▶ Task requirements: Pull every line containing "lower" out of the material below.

▶ Dataset entries:
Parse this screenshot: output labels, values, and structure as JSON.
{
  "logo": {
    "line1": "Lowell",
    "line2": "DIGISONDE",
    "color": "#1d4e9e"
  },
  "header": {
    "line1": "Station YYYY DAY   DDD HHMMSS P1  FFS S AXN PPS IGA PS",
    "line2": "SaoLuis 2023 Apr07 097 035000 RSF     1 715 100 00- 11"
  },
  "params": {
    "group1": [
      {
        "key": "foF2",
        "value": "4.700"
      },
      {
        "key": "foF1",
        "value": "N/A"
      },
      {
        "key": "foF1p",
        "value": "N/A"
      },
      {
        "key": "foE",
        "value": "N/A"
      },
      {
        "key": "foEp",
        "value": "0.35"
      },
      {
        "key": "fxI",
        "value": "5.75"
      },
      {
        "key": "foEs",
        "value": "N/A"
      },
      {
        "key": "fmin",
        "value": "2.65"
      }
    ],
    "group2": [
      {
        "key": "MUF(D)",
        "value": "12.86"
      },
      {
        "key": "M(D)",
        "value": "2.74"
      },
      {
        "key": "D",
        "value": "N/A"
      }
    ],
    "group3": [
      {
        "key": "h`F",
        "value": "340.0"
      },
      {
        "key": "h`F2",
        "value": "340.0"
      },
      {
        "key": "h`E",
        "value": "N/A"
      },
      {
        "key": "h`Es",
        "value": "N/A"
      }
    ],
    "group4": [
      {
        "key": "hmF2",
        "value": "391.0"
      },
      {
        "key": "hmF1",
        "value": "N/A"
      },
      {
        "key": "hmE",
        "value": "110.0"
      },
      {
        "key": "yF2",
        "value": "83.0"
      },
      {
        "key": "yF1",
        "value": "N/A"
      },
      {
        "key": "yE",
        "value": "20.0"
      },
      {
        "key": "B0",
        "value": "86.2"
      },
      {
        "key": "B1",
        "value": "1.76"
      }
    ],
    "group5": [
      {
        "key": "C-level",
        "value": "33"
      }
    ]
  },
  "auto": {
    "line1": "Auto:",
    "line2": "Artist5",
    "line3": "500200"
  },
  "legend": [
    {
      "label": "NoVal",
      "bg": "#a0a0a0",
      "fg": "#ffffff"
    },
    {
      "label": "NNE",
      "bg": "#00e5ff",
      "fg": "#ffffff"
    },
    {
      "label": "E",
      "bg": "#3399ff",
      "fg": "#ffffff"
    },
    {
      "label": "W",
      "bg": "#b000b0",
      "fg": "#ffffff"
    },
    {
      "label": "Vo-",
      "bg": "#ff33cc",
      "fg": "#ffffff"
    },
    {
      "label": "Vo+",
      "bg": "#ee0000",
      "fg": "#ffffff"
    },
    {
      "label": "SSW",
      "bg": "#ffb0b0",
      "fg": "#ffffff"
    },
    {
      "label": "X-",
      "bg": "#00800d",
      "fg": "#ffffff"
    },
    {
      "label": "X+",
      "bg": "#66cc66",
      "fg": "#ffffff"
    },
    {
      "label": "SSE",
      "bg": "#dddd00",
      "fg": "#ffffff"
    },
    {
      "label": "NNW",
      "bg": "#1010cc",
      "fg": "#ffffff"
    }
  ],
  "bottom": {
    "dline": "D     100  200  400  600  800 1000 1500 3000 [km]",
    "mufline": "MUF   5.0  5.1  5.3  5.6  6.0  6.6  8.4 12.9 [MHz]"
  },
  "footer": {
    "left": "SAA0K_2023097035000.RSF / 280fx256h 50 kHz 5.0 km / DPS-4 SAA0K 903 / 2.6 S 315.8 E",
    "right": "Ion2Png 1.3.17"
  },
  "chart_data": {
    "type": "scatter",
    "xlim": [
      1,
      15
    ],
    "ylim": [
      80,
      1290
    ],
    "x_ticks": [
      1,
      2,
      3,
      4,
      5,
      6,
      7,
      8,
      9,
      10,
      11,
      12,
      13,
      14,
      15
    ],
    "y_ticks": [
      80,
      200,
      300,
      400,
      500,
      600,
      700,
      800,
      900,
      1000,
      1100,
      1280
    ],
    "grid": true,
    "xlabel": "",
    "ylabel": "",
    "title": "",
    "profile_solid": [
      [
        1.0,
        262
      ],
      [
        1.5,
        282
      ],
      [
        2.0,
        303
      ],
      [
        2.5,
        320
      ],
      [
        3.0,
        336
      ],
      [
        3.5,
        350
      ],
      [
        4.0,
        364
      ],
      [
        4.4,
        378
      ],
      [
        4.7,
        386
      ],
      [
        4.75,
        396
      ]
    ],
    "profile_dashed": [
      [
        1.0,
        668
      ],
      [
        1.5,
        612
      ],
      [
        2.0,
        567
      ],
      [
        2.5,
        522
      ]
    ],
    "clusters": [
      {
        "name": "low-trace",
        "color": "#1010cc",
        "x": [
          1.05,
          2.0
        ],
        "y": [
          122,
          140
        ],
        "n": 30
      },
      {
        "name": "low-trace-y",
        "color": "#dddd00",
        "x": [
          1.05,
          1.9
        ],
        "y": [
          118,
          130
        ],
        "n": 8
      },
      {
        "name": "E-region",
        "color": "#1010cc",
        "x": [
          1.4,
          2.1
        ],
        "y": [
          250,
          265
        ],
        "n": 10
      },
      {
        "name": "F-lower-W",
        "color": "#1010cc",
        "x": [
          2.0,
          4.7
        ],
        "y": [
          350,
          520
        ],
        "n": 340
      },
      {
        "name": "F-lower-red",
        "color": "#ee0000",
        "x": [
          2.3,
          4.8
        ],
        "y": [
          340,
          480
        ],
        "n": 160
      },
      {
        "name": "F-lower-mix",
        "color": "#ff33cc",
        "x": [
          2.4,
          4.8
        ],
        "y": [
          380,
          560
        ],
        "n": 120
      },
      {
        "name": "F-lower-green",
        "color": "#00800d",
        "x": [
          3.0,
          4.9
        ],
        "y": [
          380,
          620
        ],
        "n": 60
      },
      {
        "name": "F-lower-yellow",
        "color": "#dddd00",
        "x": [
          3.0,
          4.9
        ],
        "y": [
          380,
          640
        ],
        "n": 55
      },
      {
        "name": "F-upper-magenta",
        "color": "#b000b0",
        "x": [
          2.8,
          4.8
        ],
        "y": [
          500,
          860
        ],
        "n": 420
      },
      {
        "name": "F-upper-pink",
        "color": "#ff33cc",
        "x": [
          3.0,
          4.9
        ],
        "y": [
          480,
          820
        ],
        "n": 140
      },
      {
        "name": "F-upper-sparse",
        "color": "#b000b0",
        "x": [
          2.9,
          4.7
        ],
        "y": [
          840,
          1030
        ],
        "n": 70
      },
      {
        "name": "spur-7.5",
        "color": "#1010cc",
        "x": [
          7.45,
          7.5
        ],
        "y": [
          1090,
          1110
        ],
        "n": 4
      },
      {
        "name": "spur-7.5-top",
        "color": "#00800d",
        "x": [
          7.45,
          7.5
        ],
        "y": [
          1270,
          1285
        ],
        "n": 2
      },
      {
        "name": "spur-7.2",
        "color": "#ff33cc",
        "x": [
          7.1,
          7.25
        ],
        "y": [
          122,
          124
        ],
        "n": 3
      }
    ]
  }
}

▶ Answer to this task:
        "name": "F-lower-W",
        "name": "F-lower-red",
        "name": "F-lower-mix",
        "name": "F-lower-green",
        "name": "F-lower-yellow",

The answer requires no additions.